What is being asked:
Scan the material that follows. Copy every line containing the word "Repeat".

Information provided:
■ ■ ■ ■
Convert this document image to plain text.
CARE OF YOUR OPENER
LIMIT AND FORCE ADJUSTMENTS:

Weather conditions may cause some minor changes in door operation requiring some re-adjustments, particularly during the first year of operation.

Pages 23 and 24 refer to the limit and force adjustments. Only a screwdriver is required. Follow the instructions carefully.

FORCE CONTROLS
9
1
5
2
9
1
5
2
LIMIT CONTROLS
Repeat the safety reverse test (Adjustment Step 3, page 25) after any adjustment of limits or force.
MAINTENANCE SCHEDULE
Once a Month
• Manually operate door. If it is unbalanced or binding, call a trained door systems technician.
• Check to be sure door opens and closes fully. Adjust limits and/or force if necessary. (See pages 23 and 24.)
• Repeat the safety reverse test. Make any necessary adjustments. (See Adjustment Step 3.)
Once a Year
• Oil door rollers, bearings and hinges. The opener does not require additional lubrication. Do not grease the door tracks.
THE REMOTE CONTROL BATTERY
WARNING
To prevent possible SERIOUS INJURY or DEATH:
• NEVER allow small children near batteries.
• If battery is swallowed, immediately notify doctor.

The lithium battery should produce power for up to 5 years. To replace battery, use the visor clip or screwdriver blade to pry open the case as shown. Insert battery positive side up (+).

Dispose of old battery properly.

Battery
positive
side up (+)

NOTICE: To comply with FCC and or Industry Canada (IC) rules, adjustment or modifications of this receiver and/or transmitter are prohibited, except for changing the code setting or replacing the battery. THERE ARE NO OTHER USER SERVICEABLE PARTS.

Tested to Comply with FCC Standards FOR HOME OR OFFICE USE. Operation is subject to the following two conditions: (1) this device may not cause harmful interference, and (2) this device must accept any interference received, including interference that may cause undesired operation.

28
■ ■ ■ ■
Result of this task:
Repeat the safety reverse test (Adjustment Step 3, page 25) after any adjustment of limits or force.
• Repeat the safety reverse test. Make any necessary adjustments. (See Adjustment Step 3.)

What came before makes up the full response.